===== Input data

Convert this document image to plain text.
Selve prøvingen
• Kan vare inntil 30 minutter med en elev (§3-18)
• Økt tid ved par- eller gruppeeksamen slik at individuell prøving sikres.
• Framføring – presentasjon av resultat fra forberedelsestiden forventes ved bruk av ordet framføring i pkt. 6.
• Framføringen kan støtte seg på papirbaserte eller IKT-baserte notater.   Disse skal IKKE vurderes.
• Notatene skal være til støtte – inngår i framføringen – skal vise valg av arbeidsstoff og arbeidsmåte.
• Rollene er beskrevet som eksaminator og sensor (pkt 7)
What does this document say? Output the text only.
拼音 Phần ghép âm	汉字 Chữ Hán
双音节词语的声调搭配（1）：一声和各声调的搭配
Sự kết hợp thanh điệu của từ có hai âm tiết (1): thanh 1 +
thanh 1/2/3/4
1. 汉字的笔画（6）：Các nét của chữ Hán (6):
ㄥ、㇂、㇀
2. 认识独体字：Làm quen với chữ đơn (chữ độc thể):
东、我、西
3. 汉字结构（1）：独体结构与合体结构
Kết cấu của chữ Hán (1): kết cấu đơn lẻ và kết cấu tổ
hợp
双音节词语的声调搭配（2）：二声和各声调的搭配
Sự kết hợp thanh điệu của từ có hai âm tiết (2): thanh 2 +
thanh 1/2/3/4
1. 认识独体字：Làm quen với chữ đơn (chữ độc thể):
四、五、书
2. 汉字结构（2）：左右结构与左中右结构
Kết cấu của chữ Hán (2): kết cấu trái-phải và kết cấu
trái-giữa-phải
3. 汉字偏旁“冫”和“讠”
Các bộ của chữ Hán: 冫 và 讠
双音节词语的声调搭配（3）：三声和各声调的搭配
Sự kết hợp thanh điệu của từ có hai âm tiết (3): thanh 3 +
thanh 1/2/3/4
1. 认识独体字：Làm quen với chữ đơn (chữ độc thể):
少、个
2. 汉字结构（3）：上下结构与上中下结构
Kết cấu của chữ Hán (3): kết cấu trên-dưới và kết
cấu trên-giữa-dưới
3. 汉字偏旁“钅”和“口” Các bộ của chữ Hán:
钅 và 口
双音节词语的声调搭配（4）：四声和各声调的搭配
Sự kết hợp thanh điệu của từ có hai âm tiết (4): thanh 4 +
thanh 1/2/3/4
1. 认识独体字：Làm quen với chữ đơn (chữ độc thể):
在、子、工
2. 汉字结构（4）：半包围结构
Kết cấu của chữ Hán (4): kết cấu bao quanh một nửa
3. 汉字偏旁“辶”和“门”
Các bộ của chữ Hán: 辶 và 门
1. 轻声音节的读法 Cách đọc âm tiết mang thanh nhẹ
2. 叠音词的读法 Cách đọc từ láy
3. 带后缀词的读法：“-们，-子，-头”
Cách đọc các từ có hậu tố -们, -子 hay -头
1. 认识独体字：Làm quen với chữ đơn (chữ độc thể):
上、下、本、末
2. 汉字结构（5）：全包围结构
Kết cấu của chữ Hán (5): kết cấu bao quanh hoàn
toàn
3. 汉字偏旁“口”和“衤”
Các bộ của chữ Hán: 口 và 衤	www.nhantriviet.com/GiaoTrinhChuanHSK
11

==========

Written task: Every line above should be printed again exactly as it stands.

The result:
Convert this document image to plain text.
Selve prøvingen
• Kan vare inntil 30 minutter med en elev (§3-18)
• Økt tid ved par- eller gruppeeksamen slik at individuell prøving sikres.
• Framføring – presentasjon av resultat fra forberedelsestiden forventes ved bruk av ordet framføring i pkt. 6.
• Framføringen kan støtte seg på papirbaserte eller IKT-baserte notater.   Disse skal IKKE vurderes.
• Notatene skal være til støtte – inngår i framføringen – skal vise valg av arbeidsstoff og arbeidsmåte.
• Rollene er beskrevet som eksaminator og sensor (pkt 7)
What does this document say? Output the text only.
拼音 Phần ghép âm	汉字 Chữ Hán
双音节词语的声调搭配（1）：一声和各声调的搭配
Sự kết hợp thanh điệu của từ có hai âm tiết (1): thanh 1 +
thanh 1/2/3/4
1. 汉字的笔画（6）：Các nét của chữ Hán (6):
ㄥ、㇂、㇀
2. 认识独体字：Làm quen với chữ đơn (chữ độc thể):
东、我、西
3. 汉字结构（1）：独体结构与合体结构
Kết cấu của chữ Hán (1): kết cấu đơn lẻ và kết cấu tổ
hợp
双音节词语的声调搭配（2）：二声和各声调的搭配
Sự kết hợp thanh điệu của từ có hai âm tiết (2): thanh 2 +
thanh 1/2/3/4
1. 认识独体字：Làm quen với chữ đơn (chữ độc thể):
四、五、书
2. 汉字结构（2）：左右结构与左中右结构
Kết cấu của chữ Hán (2): kết cấu trái-phải và kết cấu
trái-giữa-phải
3. 汉字偏旁“冫”和“讠”
Các bộ của chữ Hán: 冫 và 讠
双音节词语的声调搭配（3）：三声和各声调的搭配
Sự kết hợp thanh điệu của từ có hai âm tiết (3): thanh 3 +
thanh 1/2/3/4
1. 认识独体字：Làm quen với chữ đơn (chữ độc thể):
少、个
2. 汉字结构（3）：上下结构与上中下结构
Kết cấu của chữ Hán (3): kết cấu trên-dưới và kết
cấu trên-giữa-dưới
3. 汉字偏旁“钅”和“口” Các bộ của chữ Hán:
钅 và 口
双音节词语的声调搭配（4）：四声和各声调的搭配
Sự kết hợp thanh điệu của từ có hai âm tiết (4): thanh 4 +
thanh 1/2/3/4
1. 认识独体字：Làm quen với chữ đơn (chữ độc thể):
在、子、工
2. 汉字结构（4）：半包围结构
Kết cấu của chữ Hán (4): kết cấu bao quanh một nửa
3. 汉字偏旁“辶”和“门”
Các bộ của chữ Hán: 辶 và 门
1. 轻声音节的读法 Cách đọc âm tiết mang thanh nhẹ
2. 叠音词的读法 Cách đọc từ láy
3. 带后缀词的读法：“-们，-子，-头”
Cách đọc các từ có hậu tố -们, -子 hay -头
1. 认识独体字：Làm quen với chữ đơn (chữ độc thể):
上、下、本、末
2. 汉字结构（5）：全包围结构
Kết cấu của chữ Hán (5): kết cấu bao quanh hoàn
toàn
3. 汉字偏旁“口”和“衤”
Các bộ của chữ Hán: 口 và 衤	www.nhantriviet.com/GiaoTrinhChuanHSK
11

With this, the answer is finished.